§ Task to complete: Note how many lines hold the string "JSON" and give that number without any other words.

§ Records shown:
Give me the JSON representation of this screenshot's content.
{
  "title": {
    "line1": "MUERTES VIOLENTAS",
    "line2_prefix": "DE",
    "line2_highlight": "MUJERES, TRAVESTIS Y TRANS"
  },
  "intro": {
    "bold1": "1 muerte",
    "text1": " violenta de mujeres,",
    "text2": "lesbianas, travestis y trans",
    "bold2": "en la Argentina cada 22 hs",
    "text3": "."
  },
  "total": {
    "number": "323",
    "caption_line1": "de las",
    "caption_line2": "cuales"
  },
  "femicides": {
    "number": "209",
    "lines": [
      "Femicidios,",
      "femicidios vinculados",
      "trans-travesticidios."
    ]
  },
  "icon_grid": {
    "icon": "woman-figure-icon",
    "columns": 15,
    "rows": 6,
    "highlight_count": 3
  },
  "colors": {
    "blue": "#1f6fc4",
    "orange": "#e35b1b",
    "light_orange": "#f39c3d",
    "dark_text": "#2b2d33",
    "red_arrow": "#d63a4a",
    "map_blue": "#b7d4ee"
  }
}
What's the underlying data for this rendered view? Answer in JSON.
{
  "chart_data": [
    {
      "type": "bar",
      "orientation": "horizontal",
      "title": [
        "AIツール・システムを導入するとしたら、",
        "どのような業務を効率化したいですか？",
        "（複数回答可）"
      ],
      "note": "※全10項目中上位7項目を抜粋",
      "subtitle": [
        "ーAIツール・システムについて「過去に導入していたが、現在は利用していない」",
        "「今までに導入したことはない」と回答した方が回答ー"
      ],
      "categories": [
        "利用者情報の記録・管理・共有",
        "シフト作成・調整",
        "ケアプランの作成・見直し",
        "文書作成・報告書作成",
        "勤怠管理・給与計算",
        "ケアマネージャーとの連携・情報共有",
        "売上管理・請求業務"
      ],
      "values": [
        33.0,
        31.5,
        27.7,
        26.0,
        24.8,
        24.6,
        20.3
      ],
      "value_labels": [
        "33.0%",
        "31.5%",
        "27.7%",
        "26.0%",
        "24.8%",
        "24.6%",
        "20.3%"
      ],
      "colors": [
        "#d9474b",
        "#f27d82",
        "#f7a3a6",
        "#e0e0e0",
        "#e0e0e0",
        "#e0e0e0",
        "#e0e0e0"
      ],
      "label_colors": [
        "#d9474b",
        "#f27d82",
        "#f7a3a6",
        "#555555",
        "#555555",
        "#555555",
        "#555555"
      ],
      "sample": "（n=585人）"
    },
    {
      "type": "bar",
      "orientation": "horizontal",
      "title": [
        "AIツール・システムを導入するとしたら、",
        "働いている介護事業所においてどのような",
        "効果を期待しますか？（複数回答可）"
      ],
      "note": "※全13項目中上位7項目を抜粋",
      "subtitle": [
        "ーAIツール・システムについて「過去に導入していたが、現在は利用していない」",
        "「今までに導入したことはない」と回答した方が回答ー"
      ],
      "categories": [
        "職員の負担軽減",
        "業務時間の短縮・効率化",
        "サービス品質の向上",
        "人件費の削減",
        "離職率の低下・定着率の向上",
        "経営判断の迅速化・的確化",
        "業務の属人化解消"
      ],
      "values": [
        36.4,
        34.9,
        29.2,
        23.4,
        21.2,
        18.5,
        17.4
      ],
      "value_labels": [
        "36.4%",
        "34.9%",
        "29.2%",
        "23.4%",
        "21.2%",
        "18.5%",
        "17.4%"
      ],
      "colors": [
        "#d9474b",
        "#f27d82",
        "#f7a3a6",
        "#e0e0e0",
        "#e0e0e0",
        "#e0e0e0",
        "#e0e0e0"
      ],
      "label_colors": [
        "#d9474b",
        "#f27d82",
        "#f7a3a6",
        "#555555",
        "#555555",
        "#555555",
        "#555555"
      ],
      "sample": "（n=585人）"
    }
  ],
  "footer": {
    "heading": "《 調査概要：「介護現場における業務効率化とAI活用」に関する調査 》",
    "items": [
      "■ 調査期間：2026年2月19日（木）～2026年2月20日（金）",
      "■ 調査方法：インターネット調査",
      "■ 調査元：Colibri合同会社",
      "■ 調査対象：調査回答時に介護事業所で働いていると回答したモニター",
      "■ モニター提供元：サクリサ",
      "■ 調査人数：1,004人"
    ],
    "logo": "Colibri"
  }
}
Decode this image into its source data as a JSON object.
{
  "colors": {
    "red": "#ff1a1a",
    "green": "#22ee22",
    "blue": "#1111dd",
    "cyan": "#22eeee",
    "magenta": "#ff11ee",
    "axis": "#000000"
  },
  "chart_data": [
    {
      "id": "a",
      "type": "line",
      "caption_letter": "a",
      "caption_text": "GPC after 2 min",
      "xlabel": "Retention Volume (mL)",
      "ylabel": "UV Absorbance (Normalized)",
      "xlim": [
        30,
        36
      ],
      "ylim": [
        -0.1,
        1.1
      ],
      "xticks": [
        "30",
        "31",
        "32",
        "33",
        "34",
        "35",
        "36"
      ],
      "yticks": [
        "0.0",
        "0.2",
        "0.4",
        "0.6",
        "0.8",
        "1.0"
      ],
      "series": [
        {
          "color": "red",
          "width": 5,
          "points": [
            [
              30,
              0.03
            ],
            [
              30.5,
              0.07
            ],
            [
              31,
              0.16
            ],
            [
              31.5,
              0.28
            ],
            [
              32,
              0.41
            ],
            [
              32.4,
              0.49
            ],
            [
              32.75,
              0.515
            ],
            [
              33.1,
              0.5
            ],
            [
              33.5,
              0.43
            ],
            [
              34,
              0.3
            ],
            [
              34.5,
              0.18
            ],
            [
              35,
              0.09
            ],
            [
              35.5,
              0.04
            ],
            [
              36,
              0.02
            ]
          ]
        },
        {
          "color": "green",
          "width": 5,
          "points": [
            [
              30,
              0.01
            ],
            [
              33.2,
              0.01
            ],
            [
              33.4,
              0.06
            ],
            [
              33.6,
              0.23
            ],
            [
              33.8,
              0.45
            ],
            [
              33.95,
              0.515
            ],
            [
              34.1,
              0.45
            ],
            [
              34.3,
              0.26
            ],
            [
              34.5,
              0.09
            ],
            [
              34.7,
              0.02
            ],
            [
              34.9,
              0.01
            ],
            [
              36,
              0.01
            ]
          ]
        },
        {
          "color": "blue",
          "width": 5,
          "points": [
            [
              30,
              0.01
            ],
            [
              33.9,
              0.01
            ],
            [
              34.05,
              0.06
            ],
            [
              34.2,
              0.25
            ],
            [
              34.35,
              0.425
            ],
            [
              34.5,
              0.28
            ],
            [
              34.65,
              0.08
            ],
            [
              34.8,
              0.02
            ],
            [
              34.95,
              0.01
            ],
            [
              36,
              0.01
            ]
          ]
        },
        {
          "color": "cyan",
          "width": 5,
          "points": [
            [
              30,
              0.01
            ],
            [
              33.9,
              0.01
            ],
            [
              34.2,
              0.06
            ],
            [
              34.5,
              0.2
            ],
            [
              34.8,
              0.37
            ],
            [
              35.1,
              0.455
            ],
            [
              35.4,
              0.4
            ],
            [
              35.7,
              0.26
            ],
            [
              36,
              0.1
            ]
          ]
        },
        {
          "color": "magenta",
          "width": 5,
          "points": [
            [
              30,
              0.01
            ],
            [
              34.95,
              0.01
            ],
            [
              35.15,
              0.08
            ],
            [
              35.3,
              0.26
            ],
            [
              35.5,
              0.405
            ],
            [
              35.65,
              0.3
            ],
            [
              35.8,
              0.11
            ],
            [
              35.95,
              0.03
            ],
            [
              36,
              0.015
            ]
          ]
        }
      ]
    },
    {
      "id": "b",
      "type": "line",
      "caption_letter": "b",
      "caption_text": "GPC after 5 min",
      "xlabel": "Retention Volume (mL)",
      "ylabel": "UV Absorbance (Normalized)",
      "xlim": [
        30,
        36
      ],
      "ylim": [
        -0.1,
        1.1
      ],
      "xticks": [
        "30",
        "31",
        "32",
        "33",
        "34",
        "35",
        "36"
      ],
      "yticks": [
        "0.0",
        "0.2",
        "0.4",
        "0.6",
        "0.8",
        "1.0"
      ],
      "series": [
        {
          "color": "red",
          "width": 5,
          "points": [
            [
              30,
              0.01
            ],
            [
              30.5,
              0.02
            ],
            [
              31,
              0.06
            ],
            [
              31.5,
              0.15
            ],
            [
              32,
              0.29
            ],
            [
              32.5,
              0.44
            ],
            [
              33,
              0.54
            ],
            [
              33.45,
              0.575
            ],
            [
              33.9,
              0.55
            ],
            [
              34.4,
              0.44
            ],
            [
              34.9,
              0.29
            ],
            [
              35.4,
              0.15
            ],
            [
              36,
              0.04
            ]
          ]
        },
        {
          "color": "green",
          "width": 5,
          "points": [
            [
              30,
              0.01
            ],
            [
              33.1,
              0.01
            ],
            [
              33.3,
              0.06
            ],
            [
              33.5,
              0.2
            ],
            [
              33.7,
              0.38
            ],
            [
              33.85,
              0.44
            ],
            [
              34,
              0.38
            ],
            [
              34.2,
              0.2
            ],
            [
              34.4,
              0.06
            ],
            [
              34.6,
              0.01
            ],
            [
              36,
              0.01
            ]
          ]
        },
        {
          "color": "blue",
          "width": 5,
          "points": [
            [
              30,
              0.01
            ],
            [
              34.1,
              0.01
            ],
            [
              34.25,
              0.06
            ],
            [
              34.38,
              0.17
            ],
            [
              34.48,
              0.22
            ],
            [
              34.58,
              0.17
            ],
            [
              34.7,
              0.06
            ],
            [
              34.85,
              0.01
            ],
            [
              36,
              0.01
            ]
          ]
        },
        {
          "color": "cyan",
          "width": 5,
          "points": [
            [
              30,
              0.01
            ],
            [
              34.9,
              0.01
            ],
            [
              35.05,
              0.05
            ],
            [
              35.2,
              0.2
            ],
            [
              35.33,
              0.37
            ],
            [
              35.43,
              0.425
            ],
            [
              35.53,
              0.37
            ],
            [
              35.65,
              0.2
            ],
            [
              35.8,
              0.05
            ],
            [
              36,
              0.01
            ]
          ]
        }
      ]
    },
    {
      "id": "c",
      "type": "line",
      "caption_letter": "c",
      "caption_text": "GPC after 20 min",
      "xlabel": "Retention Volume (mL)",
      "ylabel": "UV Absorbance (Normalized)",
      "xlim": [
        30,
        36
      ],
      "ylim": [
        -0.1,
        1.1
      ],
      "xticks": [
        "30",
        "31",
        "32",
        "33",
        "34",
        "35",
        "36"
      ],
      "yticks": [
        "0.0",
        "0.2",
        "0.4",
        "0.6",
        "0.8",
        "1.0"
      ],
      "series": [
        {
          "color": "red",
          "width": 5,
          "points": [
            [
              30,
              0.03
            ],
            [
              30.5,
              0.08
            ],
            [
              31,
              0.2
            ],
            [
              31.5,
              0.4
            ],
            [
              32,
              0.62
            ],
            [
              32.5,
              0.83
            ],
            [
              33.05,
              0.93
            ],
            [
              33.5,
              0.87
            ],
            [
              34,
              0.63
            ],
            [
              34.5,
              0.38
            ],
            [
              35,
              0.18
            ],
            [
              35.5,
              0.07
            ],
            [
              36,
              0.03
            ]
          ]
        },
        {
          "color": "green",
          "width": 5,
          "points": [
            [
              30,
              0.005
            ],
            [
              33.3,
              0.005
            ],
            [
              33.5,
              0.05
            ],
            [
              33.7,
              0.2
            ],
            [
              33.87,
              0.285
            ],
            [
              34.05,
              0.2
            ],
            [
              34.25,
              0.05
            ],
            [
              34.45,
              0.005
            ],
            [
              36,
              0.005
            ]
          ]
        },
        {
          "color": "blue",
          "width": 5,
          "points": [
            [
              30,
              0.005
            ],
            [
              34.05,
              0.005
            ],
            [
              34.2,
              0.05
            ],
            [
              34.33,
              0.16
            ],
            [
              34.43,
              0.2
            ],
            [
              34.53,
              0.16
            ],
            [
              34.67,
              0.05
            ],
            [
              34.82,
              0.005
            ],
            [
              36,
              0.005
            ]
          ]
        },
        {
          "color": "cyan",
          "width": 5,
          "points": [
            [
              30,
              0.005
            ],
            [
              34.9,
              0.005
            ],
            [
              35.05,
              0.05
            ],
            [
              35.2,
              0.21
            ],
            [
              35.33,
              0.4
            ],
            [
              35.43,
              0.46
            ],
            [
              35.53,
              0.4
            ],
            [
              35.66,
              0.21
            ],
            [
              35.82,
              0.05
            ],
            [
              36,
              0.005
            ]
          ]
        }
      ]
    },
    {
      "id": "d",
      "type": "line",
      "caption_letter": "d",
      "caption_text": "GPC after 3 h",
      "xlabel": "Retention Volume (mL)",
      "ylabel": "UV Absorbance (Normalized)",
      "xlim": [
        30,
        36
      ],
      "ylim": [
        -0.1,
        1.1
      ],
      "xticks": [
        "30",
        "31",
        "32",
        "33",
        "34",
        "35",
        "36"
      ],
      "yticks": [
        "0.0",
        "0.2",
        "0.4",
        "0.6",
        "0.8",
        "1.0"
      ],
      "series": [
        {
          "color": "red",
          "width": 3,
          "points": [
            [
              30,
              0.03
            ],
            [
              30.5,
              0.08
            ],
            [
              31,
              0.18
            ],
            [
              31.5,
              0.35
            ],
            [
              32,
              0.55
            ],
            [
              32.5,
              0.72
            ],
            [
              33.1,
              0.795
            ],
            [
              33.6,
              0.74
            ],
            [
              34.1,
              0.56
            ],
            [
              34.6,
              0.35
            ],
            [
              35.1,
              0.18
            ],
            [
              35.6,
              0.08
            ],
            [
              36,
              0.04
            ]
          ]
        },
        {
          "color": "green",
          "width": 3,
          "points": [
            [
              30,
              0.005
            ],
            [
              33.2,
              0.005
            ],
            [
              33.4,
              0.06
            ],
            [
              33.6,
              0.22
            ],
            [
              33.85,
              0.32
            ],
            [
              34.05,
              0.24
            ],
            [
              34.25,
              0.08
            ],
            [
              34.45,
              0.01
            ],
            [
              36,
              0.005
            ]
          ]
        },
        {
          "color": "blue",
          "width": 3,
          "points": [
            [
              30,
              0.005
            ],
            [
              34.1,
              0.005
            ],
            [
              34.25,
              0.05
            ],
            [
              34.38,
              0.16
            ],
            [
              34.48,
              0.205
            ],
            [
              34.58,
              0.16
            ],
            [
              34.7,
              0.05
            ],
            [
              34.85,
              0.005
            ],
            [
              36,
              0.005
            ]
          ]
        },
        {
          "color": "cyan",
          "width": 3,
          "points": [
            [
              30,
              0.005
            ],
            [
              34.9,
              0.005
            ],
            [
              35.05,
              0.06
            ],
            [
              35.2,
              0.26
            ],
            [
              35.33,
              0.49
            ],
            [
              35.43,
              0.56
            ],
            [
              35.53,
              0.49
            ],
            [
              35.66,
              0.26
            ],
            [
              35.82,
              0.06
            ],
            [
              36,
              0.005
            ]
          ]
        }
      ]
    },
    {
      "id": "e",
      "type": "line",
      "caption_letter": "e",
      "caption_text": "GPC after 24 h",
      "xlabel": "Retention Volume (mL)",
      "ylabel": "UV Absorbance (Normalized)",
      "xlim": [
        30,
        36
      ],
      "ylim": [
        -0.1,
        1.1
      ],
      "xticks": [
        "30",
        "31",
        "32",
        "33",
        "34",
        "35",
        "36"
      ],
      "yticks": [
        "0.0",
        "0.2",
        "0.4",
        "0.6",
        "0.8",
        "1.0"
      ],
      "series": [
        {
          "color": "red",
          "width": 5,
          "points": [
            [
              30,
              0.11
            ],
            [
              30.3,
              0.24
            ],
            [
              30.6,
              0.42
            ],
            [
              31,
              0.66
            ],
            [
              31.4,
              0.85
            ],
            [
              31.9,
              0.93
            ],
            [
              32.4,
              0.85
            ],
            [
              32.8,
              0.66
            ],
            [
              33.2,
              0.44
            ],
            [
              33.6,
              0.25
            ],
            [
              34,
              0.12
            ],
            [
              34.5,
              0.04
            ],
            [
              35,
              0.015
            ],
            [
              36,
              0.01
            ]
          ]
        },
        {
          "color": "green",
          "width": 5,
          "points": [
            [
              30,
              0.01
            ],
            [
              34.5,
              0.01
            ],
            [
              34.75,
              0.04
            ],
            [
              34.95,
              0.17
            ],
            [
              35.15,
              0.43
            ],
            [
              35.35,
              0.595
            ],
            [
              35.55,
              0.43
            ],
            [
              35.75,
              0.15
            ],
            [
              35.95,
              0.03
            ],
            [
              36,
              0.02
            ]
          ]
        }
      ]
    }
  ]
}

§ Answer to the problem: 3